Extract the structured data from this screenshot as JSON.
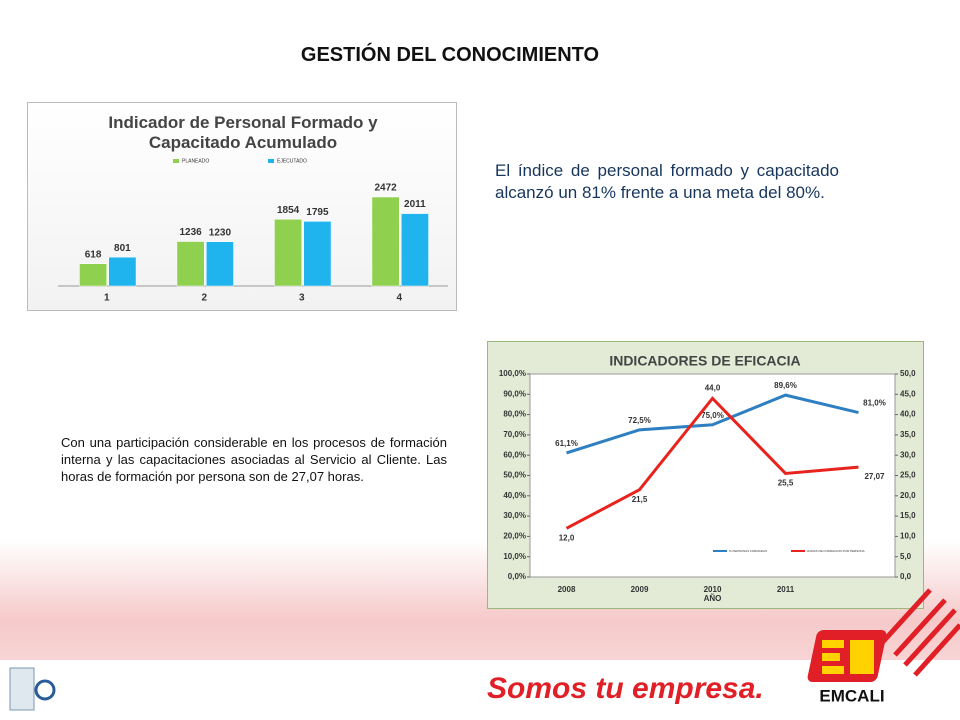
{
  "title": "GESTIÓN DEL CONOCIMIENTO",
  "text_top": "El índice de personal formado y capacitado alcanzó un 81% frente a una meta del 80%.",
  "text_bottom": "Con una participación considerable en los procesos de formación interna y las capacitaciones asociadas al Servicio al Cliente.  Las horas de formación por persona son de 27,07 horas.",
  "footer": {
    "slogan": "Somos tu empresa.",
    "brand": "EMCALI"
  },
  "chart_data": [
    {
      "type": "bar",
      "title": "Indicador de Personal Formado y Capacitado Acumulado",
      "categories": [
        "1",
        "2",
        "3",
        "4"
      ],
      "series": [
        {
          "name": "PLANEADO",
          "color": "#8fd14f",
          "values": [
            618,
            1236,
            1854,
            2472
          ]
        },
        {
          "name": "EJECUTADO",
          "color": "#1fb4ee",
          "values": [
            801,
            1230,
            1795,
            2011
          ]
        }
      ],
      "ylim": [
        0,
        3000
      ],
      "legend": "top"
    },
    {
      "type": "line",
      "title": "INDICADORES DE EFICACIA",
      "xlabel": "AÑO",
      "categories": [
        "2008",
        "2009",
        "2010",
        "2011",
        null
      ],
      "series": [
        {
          "name": "% PERSONAS FORMADAS",
          "color": "#2e7fc1",
          "values": [
            61.1,
            72.5,
            75.0,
            89.6,
            81.0
          ],
          "value_labels": [
            "61,1%",
            "72,5%",
            "75,0%",
            "89,6%",
            "81,0%"
          ]
        },
        {
          "name": "HORAS DE FORMACION POR PERSONA",
          "color": "#e8231e",
          "axis": "y2",
          "values": [
            12.0,
            21.5,
            44.0,
            25.5,
            27.07
          ],
          "value_labels": [
            "12,0",
            "21,5",
            "44,0",
            "25,5",
            "27,07"
          ]
        }
      ],
      "ylim": [
        0,
        100
      ],
      "yticks": [
        {
          "value": 0,
          "label": "0,0%"
        },
        {
          "value": 10,
          "label": "10,0%"
        },
        {
          "value": 20,
          "label": "20,0%"
        },
        {
          "value": 30,
          "label": "30,0%"
        },
        {
          "value": 40,
          "label": "40,0%"
        },
        {
          "value": 50,
          "label": "50,0%"
        },
        {
          "value": 60,
          "label": "60,0%"
        },
        {
          "value": 70,
          "label": "70,0%"
        },
        {
          "value": 80,
          "label": "80,0%"
        },
        {
          "value": 90,
          "label": "90,0%"
        },
        {
          "value": 100,
          "label": "100,0%"
        }
      ],
      "y2lim": [
        0,
        50
      ],
      "y2ticks": [
        {
          "value": 0,
          "label": "0,0"
        },
        {
          "value": 5,
          "label": "5,0"
        },
        {
          "value": 10,
          "label": "10,0"
        },
        {
          "value": 15,
          "label": "15,0"
        },
        {
          "value": 20,
          "label": "20,0"
        },
        {
          "value": 25,
          "label": "25,0"
        },
        {
          "value": 30,
          "label": "30,0"
        },
        {
          "value": 35,
          "label": "35,0"
        },
        {
          "value": 40,
          "label": "40,0"
        },
        {
          "value": 45,
          "label": "45,0"
        },
        {
          "value": 50,
          "label": "50,0"
        }
      ],
      "grid": false,
      "legend": "bottom"
    }
  ]
}
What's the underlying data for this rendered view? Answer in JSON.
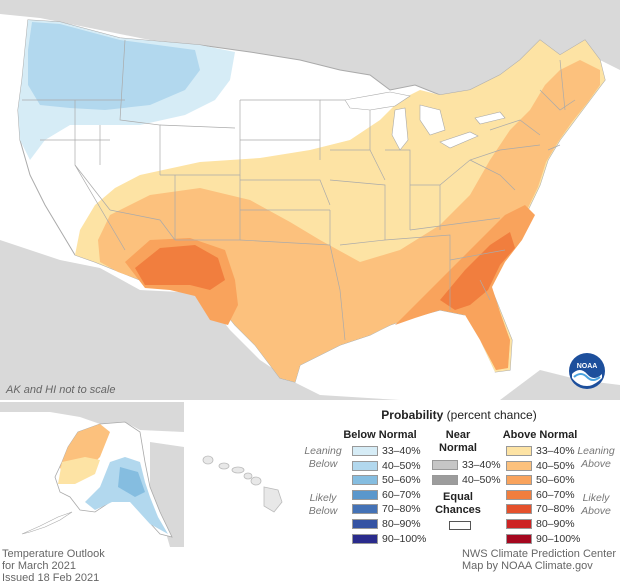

- _Exercise instructions_
Identify and copy lines that hold the string "this".

- _Exercise answer_
Extract the structured data from this screenshot as JSON.
What's the underlying data for this rendered view? Answer in JSON.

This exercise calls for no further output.